### What to do
Repeat every line of the data exactly, but not the pictures.

[Data records]
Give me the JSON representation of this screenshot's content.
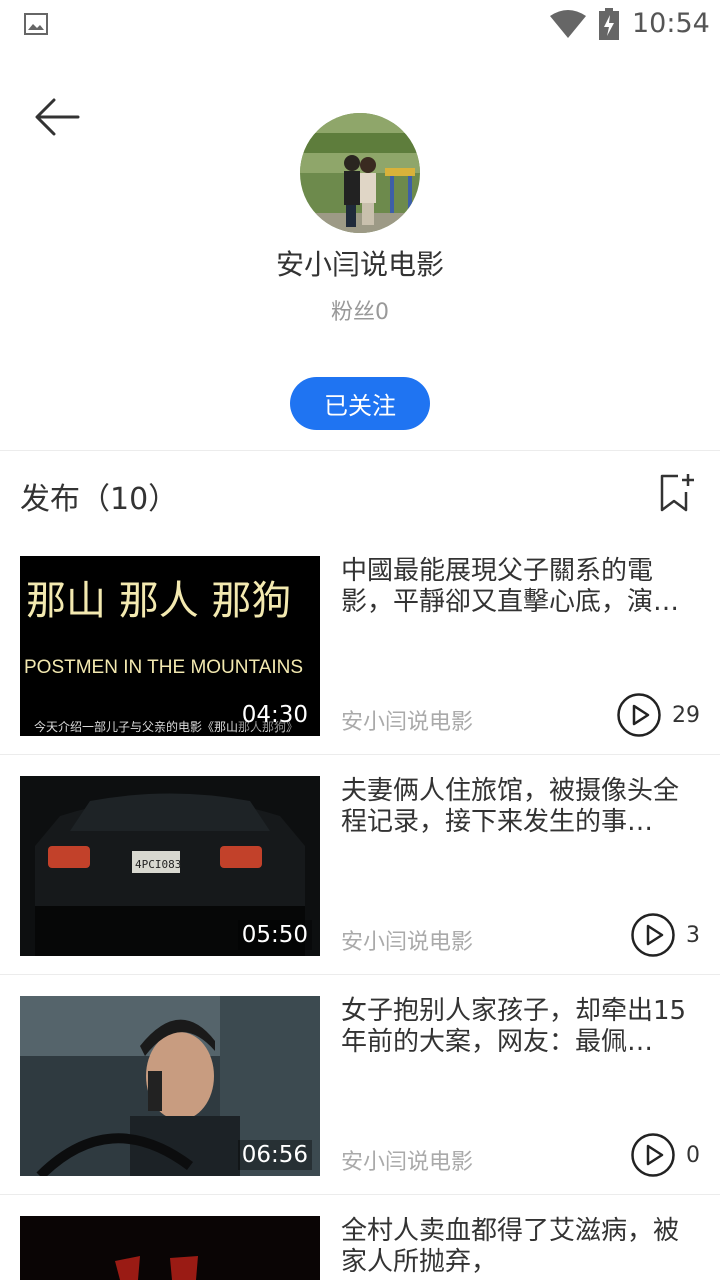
{
  "status_bar": {
    "time": "10:54"
  },
  "profile": {
    "name": "安小闫说电影",
    "followers": "粉丝0",
    "follow_label": "已关注"
  },
  "section": {
    "title": "发布（10）"
  },
  "videos": [
    {
      "title": "中國最能展現父子關系的電影，平靜卻又直擊心底，演…",
      "author": "安小闫说电影",
      "duration": "04:30",
      "plays": "29",
      "thumb_text_cn": "那山 那人 那狗",
      "thumb_text_en": "POSTMEN IN THE MOUNTAINS",
      "thumb_caption": "今天介绍一部儿子与父亲的电影《那山那人那狗》"
    },
    {
      "title": "夫妻俩人住旅馆，被摄像头全程记录，接下来发生的事…",
      "author": "安小闫说电影",
      "duration": "05:50",
      "plays": "3",
      "plate": "4PCI083"
    },
    {
      "title": "女子抱别人家孩子，却牵出15年前的大案，网友：最佩…",
      "author": "安小闫说电影",
      "duration": "06:56",
      "plays": "0"
    },
    {
      "title": "全村人卖血都得了艾滋病，被家人所抛弃，"
    }
  ]
}
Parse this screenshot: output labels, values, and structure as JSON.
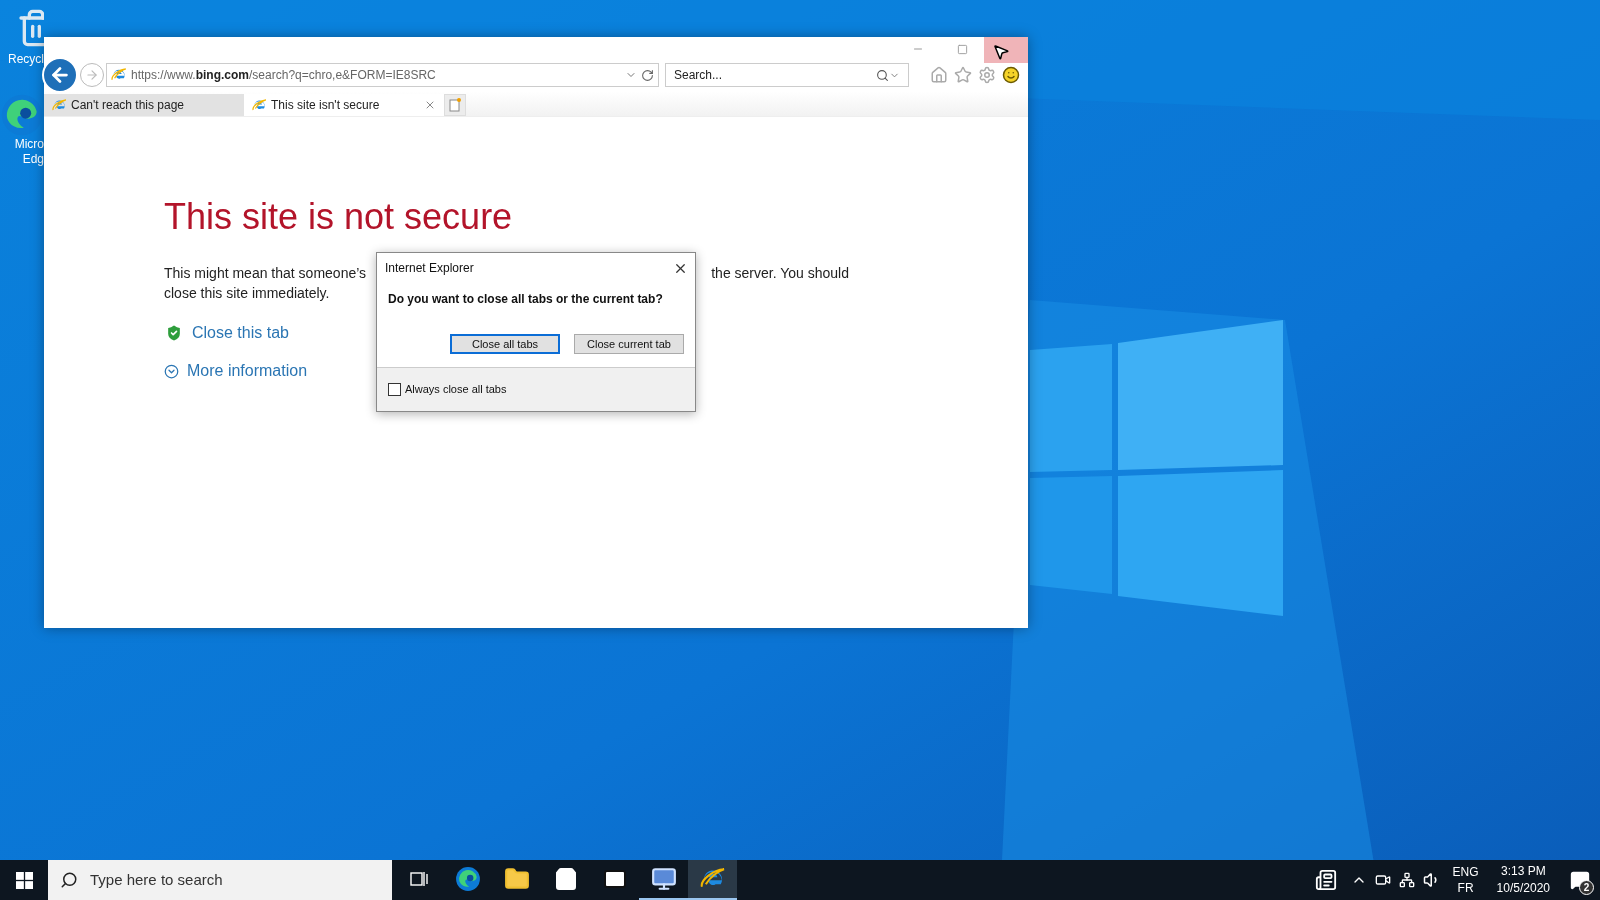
{
  "desktop_icons": [
    {
      "kind": "recycle",
      "lines": [
        "Recycl"
      ]
    },
    {
      "kind": "edge",
      "lines": [
        "Micro",
        "Edg"
      ]
    }
  ],
  "browser": {
    "close_hovered": true,
    "address": "https://www.**bing.com**/search?q=chro,e&FORM=IE8SRC",
    "search": {
      "placeholder": "Search..."
    },
    "tabs": [
      {
        "label": "Can't reach this page",
        "selected": false
      },
      {
        "label": "This site isn't secure",
        "selected": true
      }
    ],
    "page": {
      "heading": "This site is not secure",
      "line_1_left": "This might mean that someone’s",
      "line_1_right": "the server. You should",
      "line_2": "close this site immediately.",
      "links": [
        {
          "kind": "shield",
          "label": "Close this tab"
        },
        {
          "kind": "expand",
          "label": "More information"
        }
      ]
    }
  },
  "dialog": {
    "title": "Internet Explorer",
    "question": "Do you want to close all tabs or the current tab?",
    "buttons": [
      {
        "label": "Close all tabs",
        "default": true
      },
      {
        "label": "Close current tab",
        "default": false
      }
    ],
    "checkbox": {
      "label": "Always close all tabs",
      "checked": false
    }
  },
  "taskbar": {
    "search": {
      "placeholder": "Type here to search"
    },
    "apps": [
      {
        "kind": "task-view",
        "selected": false,
        "running": false
      },
      {
        "kind": "edge",
        "selected": false,
        "running": false
      },
      {
        "kind": "folder",
        "selected": false,
        "running": false
      },
      {
        "kind": "store",
        "selected": false,
        "running": false
      },
      {
        "kind": "mail",
        "selected": false,
        "running": false
      },
      {
        "kind": "remote",
        "selected": false,
        "running": true
      },
      {
        "kind": "ie",
        "selected": true,
        "running": true
      }
    ],
    "language": [
      "ENG",
      "FR"
    ],
    "time": "3:13 PM",
    "date": "10/5/2020",
    "notifications": "2"
  }
}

### Written solution
Give me the JSON representation of this screenshot's content.
{
  "status_bar": {
    "time": "10:54"
  },
  "profile": {
    "name": "安小闫说电影",
    "followers": "粉丝0",
    "follow_label": "已关注"
  },
  "section": {
    "title": "发布（10）"
  },
  "videos": [
    {
      "title": "中國最能展現父子關系的電影，平靜卻又直擊心底，演…",
      "author": "安小闫说电影",
      "duration": "04:30",
      "plays": "29",
      "thumb_text_cn": "那山 那人 那狗",
      "thumb_text_en": "POSTMEN IN THE MOUNTAINS",
      "thumb_caption": "今天介绍一部儿子与父亲的电影《那山那人那狗》"
    },
    {
      "title": "夫妻俩人住旅馆，被摄像头全程记录，接下来发生的事…",
      "author": "安小闫说电影",
      "duration": "05:50",
      "plays": "3",
      "plate": "4PCI083"
    },
    {
      "title": "女子抱别人家孩子，却牵出15年前的大案，网友：最佩…",
      "author": "安小闫说电影",
      "duration": "06:56",
      "plays": "0"
    },
    {
      "title": "全村人卖血都得了艾滋病，被家人所抛弃，"
    }
  ]
}
Parse this screenshot: output labels, values, and structure as JSON.
{
  "desktop_icons": [
    {
      "kind": "recycle",
      "lines": [
        "Recycl"
      ]
    },
    {
      "kind": "edge",
      "lines": [
        "Micro",
        "Edg"
      ]
    }
  ],
  "browser": {
    "close_hovered": true,
    "address": "https://www.**bing.com**/search?q=chro,e&FORM=IE8SRC",
    "search": {
      "placeholder": "Search..."
    },
    "tabs": [
      {
        "label": "Can't reach this page",
        "selected": false
      },
      {
        "label": "This site isn't secure",
        "selected": true
      }
    ],
    "page": {
      "heading": "This site is not secure",
      "line_1_left": "This might mean that someone’s",
      "line_1_right": "the server. You should",
      "line_2": "close this site immediately.",
      "links": [
        {
          "kind": "shield",
          "label": "Close this tab"
        },
        {
          "kind": "expand",
          "label": "More information"
        }
      ]
    }
  },
  "dialog": {
    "title": "Internet Explorer",
    "question": "Do you want to close all tabs or the current tab?",
    "buttons": [
      {
        "label": "Close all tabs",
        "default": true
      },
      {
        "label": "Close current tab",
        "default": false
      }
    ],
    "checkbox": {
      "label": "Always close all tabs",
      "checked": false
    }
  },
  "taskbar": {
    "search": {
      "placeholder": "Type here to search"
    },
    "apps": [
      {
        "kind": "task-view",
        "selected": false,
        "running": false
      },
      {
        "kind": "edge",
        "selected": false,
        "running": false
      },
      {
        "kind": "folder",
        "selected": false,
        "running": false
      },
      {
        "kind": "store",
        "selected": false,
        "running": false
      },
      {
        "kind": "mail",
        "selected": false,
        "running": false
      },
      {
        "kind": "remote",
        "selected": false,
        "running": true
      },
      {
        "kind": "ie",
        "selected": true,
        "running": true
      }
    ],
    "language": [
      "ENG",
      "FR"
    ],
    "time": "3:13 PM",
    "date": "10/5/2020",
    "notifications": "2"
  }
}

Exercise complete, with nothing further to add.